- _Objective_
What follows is a set of entries. Give them again exactly, without the pictures.

- _Records for this task_
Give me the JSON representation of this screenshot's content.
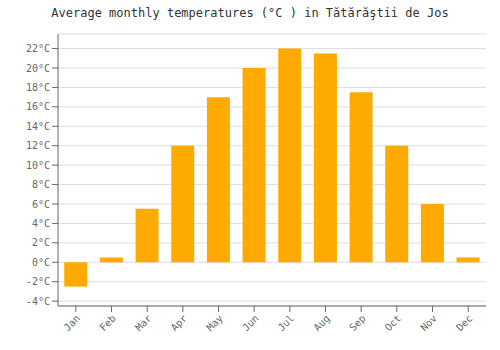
{
  "chart_data": {
    "type": "bar",
    "title": "Average monthly temperatures (°C ) in Tătărăştii de Jos",
    "categories": [
      "Jan",
      "Feb",
      "Mar",
      "Apr",
      "May",
      "Jun",
      "Jul",
      "Aug",
      "Sep",
      "Oct",
      "Nov",
      "Dec"
    ],
    "values": [
      -2.5,
      0.5,
      5.5,
      12.0,
      17.0,
      20.0,
      22.0,
      21.5,
      17.5,
      12.0,
      6.0,
      0.5
    ],
    "color": "#FFAA00",
    "ylim": [
      -4.5,
      23.5
    ],
    "yticks": [
      {
        "value": -4,
        "label": "-4°C"
      },
      {
        "value": -2,
        "label": "-2°C"
      },
      {
        "value": 0,
        "label": "0°C"
      },
      {
        "value": 2,
        "label": "2°C"
      },
      {
        "value": 4,
        "label": "4°C"
      },
      {
        "value": 6,
        "label": "6°C"
      },
      {
        "value": 8,
        "label": "8°C"
      },
      {
        "value": 10,
        "label": "10°C"
      },
      {
        "value": 12,
        "label": "12°C"
      },
      {
        "value": 14,
        "label": "14°C"
      },
      {
        "value": 16,
        "label": "16°C"
      },
      {
        "value": 18,
        "label": "18°C"
      },
      {
        "value": 20,
        "label": "20°C"
      },
      {
        "value": 22,
        "label": "22°C"
      }
    ],
    "grid": true
  }
}
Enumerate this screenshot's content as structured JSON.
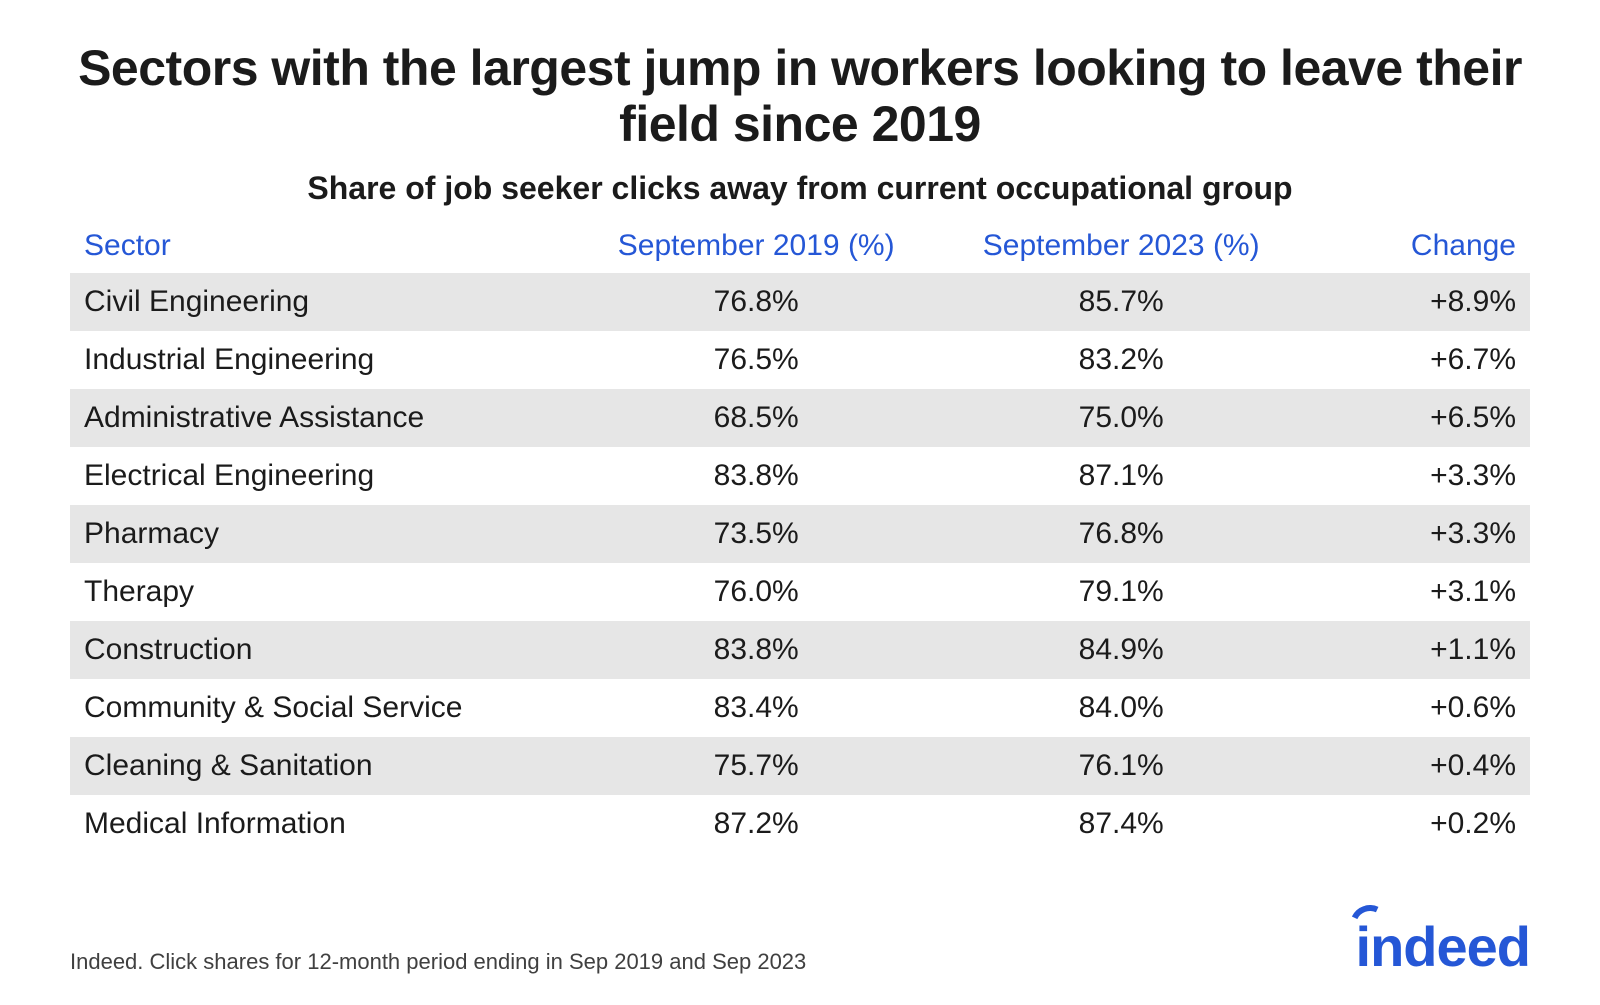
{
  "title": "Sectors with the largest jump in workers looking to leave their field since 2019",
  "subtitle": "Share of job seeker clicks away from current occupational group",
  "columns": {
    "sector": "Sector",
    "y2019": "September 2019 (%)",
    "y2023": "September 2023 (%)",
    "change": "Change"
  },
  "header_color": "#2557d6",
  "row_alt_bg": "#e6e6e6",
  "text_color": "#1b1b1b",
  "background_color": "#ffffff",
  "title_fontsize": 50,
  "subtitle_fontsize": 32,
  "cell_fontsize": 30,
  "rows": [
    {
      "sector": "Civil Engineering",
      "y2019": "76.8%",
      "y2023": "85.7%",
      "change": "+8.9%"
    },
    {
      "sector": "Industrial Engineering",
      "y2019": "76.5%",
      "y2023": "83.2%",
      "change": "+6.7%"
    },
    {
      "sector": "Administrative Assistance",
      "y2019": "68.5%",
      "y2023": "75.0%",
      "change": "+6.5%"
    },
    {
      "sector": "Electrical Engineering",
      "y2019": "83.8%",
      "y2023": "87.1%",
      "change": "+3.3%"
    },
    {
      "sector": "Pharmacy",
      "y2019": "73.5%",
      "y2023": "76.8%",
      "change": "+3.3%"
    },
    {
      "sector": "Therapy",
      "y2019": "76.0%",
      "y2023": "79.1%",
      "change": "+3.1%"
    },
    {
      "sector": "Construction",
      "y2019": "83.8%",
      "y2023": "84.9%",
      "change": "+1.1%"
    },
    {
      "sector": "Community & Social Service",
      "y2019": "83.4%",
      "y2023": "84.0%",
      "change": "+0.6%"
    },
    {
      "sector": "Cleaning & Sanitation",
      "y2019": "75.7%",
      "y2023": "76.1%",
      "change": "+0.4%"
    },
    {
      "sector": "Medical Information",
      "y2019": "87.2%",
      "y2023": "87.4%",
      "change": "+0.2%"
    }
  ],
  "footnote": "Indeed. Click shares for 12-month period ending in Sep 2019 and Sep 2023",
  "logo_text": "indeed",
  "logo_color": "#2557d6"
}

- _Finished task_
Give me the JSON representation of this screenshot's content.
{
  "chart_data": {
    "type": "bar",
    "title": "Average monthly temperatures (°C ) in Tătărăştii de Jos",
    "categories": [
      "Jan",
      "Feb",
      "Mar",
      "Apr",
      "May",
      "Jun",
      "Jul",
      "Aug",
      "Sep",
      "Oct",
      "Nov",
      "Dec"
    ],
    "values": [
      -2.5,
      0.5,
      5.5,
      12.0,
      17.0,
      20.0,
      22.0,
      21.5,
      17.5,
      12.0,
      6.0,
      0.5
    ],
    "color": "#FFAA00",
    "ylim": [
      -4.5,
      23.5
    ],
    "yticks": [
      {
        "value": -4,
        "label": "-4°C"
      },
      {
        "value": -2,
        "label": "-2°C"
      },
      {
        "value": 0,
        "label": "0°C"
      },
      {
        "value": 2,
        "label": "2°C"
      },
      {
        "value": 4,
        "label": "4°C"
      },
      {
        "value": 6,
        "label": "6°C"
      },
      {
        "value": 8,
        "label": "8°C"
      },
      {
        "value": 10,
        "label": "10°C"
      },
      {
        "value": 12,
        "label": "12°C"
      },
      {
        "value": 14,
        "label": "14°C"
      },
      {
        "value": 16,
        "label": "16°C"
      },
      {
        "value": 18,
        "label": "18°C"
      },
      {
        "value": 20,
        "label": "20°C"
      },
      {
        "value": 22,
        "label": "22°C"
      }
    ],
    "grid": true
  }
}
Enumerate this screenshot's content as structured JSON.
{
  "title": "Sectors with the largest jump in workers looking to leave their field since 2019",
  "subtitle": "Share of job seeker clicks away from current occupational group",
  "columns": {
    "sector": "Sector",
    "y2019": "September 2019 (%)",
    "y2023": "September 2023 (%)",
    "change": "Change"
  },
  "header_color": "#2557d6",
  "row_alt_bg": "#e6e6e6",
  "text_color": "#1b1b1b",
  "background_color": "#ffffff",
  "title_fontsize": 50,
  "subtitle_fontsize": 32,
  "cell_fontsize": 30,
  "rows": [
    {
      "sector": "Civil Engineering",
      "y2019": "76.8%",
      "y2023": "85.7%",
      "change": "+8.9%"
    },
    {
      "sector": "Industrial Engineering",
      "y2019": "76.5%",
      "y2023": "83.2%",
      "change": "+6.7%"
    },
    {
      "sector": "Administrative Assistance",
      "y2019": "68.5%",
      "y2023": "75.0%",
      "change": "+6.5%"
    },
    {
      "sector": "Electrical Engineering",
      "y2019": "83.8%",
      "y2023": "87.1%",
      "change": "+3.3%"
    },
    {
      "sector": "Pharmacy",
      "y2019": "73.5%",
      "y2023": "76.8%",
      "change": "+3.3%"
    },
    {
      "sector": "Therapy",
      "y2019": "76.0%",
      "y2023": "79.1%",
      "change": "+3.1%"
    },
    {
      "sector": "Construction",
      "y2019": "83.8%",
      "y2023": "84.9%",
      "change": "+1.1%"
    },
    {
      "sector": "Community & Social Service",
      "y2019": "83.4%",
      "y2023": "84.0%",
      "change": "+0.6%"
    },
    {
      "sector": "Cleaning & Sanitation",
      "y2019": "75.7%",
      "y2023": "76.1%",
      "change": "+0.4%"
    },
    {
      "sector": "Medical Information",
      "y2019": "87.2%",
      "y2023": "87.4%",
      "change": "+0.2%"
    }
  ],
  "footnote": "Indeed. Click shares for 12-month period ending in Sep 2019 and Sep 2023",
  "logo_text": "indeed",
  "logo_color": "#2557d6"
}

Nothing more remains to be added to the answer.